■ Supplied records:
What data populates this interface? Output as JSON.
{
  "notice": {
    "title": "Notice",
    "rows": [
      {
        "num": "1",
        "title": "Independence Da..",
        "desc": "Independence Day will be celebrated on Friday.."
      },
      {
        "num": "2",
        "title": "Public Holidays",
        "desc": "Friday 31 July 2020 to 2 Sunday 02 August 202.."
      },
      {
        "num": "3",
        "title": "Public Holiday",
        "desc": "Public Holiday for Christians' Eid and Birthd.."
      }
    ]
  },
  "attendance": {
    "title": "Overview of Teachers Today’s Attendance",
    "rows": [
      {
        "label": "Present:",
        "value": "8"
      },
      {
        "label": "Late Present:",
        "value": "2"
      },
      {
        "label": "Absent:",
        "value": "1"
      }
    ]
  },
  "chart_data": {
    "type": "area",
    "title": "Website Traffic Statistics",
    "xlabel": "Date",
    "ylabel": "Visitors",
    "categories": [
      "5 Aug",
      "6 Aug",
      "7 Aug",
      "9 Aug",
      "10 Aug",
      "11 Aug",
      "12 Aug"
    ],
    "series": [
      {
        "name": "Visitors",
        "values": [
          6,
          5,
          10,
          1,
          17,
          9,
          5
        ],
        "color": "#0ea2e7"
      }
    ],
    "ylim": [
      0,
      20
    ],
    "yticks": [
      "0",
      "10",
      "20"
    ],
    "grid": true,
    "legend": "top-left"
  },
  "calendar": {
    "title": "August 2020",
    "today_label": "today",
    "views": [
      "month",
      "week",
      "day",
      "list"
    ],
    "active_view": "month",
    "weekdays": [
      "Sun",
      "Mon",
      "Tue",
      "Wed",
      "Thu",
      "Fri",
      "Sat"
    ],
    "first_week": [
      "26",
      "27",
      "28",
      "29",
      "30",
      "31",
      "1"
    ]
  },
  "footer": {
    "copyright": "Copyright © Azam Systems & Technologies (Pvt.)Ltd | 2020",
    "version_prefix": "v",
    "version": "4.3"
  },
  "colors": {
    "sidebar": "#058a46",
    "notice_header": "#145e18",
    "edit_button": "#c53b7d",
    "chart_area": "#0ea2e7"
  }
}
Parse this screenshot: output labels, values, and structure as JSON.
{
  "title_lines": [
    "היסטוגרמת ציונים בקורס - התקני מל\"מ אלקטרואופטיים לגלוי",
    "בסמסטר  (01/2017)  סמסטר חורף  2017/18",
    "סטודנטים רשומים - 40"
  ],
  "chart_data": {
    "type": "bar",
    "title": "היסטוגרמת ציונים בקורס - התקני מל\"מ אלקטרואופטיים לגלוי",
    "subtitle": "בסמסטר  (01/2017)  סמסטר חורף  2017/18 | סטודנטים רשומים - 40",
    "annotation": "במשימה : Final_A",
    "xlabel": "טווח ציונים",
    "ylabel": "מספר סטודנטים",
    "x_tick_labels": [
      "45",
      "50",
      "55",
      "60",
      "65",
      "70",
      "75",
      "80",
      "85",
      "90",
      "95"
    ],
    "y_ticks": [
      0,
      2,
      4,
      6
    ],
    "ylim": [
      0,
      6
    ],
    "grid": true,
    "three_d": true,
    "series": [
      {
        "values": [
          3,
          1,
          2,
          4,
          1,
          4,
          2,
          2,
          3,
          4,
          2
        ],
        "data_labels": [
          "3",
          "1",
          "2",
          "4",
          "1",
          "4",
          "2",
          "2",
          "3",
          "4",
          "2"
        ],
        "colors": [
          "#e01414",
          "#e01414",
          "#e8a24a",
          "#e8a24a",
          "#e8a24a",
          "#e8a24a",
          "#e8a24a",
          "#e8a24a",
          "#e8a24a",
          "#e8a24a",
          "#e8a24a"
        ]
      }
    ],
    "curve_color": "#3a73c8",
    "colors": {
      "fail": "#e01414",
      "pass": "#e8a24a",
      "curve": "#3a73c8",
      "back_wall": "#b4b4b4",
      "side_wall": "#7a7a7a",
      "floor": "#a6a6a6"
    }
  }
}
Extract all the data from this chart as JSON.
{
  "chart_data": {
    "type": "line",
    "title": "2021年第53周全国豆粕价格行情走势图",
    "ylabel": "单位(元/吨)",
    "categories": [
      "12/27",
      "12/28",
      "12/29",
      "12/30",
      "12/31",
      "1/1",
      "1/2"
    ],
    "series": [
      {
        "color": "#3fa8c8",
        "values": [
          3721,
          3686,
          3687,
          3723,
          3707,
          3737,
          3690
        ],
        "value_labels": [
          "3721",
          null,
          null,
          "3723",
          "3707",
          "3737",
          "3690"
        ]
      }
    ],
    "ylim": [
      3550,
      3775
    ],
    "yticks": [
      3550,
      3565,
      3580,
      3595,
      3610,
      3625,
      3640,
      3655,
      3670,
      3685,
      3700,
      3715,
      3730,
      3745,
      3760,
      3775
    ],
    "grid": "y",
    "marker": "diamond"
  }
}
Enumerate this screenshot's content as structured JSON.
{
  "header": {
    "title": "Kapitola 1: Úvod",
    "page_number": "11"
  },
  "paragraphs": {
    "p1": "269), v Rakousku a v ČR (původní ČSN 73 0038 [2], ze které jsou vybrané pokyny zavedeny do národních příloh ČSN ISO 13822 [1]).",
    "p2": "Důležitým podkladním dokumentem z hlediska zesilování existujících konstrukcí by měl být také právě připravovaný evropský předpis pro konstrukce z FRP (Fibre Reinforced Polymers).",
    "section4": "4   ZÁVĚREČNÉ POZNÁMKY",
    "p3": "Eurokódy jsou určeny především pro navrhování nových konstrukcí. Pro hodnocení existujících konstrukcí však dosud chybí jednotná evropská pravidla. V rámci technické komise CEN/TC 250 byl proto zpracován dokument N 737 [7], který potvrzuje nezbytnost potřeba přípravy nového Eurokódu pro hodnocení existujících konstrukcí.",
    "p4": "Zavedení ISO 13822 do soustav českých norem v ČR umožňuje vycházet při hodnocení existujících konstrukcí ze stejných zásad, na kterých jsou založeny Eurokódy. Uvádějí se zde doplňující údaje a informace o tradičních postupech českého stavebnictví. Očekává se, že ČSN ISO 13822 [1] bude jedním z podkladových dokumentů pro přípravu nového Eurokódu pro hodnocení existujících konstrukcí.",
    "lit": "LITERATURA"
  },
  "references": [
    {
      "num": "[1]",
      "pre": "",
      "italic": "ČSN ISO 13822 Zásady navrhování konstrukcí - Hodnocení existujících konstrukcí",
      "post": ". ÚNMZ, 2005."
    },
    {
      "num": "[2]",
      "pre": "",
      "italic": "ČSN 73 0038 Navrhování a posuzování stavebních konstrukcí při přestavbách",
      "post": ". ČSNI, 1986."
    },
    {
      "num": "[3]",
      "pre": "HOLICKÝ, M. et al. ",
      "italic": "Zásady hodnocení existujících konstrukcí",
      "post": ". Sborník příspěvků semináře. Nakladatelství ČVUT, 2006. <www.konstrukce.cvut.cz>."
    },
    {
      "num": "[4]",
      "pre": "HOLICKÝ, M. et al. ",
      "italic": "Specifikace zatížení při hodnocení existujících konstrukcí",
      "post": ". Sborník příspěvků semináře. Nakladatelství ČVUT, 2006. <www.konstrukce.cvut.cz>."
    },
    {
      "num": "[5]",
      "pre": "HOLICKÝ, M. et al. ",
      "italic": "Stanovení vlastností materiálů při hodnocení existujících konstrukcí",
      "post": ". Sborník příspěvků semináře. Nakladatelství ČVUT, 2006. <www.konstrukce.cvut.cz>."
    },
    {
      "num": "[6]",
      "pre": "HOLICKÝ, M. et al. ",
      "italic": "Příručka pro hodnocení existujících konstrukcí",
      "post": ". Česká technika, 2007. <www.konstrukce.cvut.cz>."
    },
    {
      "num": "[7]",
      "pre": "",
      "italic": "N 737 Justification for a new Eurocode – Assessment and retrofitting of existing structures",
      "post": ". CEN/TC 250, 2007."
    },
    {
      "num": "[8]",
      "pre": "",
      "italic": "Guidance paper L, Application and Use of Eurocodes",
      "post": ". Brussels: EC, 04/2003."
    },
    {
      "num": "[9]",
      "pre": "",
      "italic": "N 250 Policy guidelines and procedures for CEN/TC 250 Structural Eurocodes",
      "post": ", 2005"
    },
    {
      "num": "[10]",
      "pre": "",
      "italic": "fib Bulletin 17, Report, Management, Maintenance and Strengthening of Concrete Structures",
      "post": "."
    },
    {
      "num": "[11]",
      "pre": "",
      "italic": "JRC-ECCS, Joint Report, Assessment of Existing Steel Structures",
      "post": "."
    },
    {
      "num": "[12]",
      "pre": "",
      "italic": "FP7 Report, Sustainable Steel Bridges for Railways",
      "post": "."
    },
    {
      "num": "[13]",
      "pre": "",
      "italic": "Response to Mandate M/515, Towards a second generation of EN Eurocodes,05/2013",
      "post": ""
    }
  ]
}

■ Problem details: Copy all lines from the data that hold the word "התקני".

■ Task solution:
    "היסטוגרמת ציונים בקורס - התקני מל\"מ אלקטרואופטיים לגלוי",
    "title": "היסטוגרמת ציונים בקורס - התקני מל\"מ אלקטרואופטיים לגלוי",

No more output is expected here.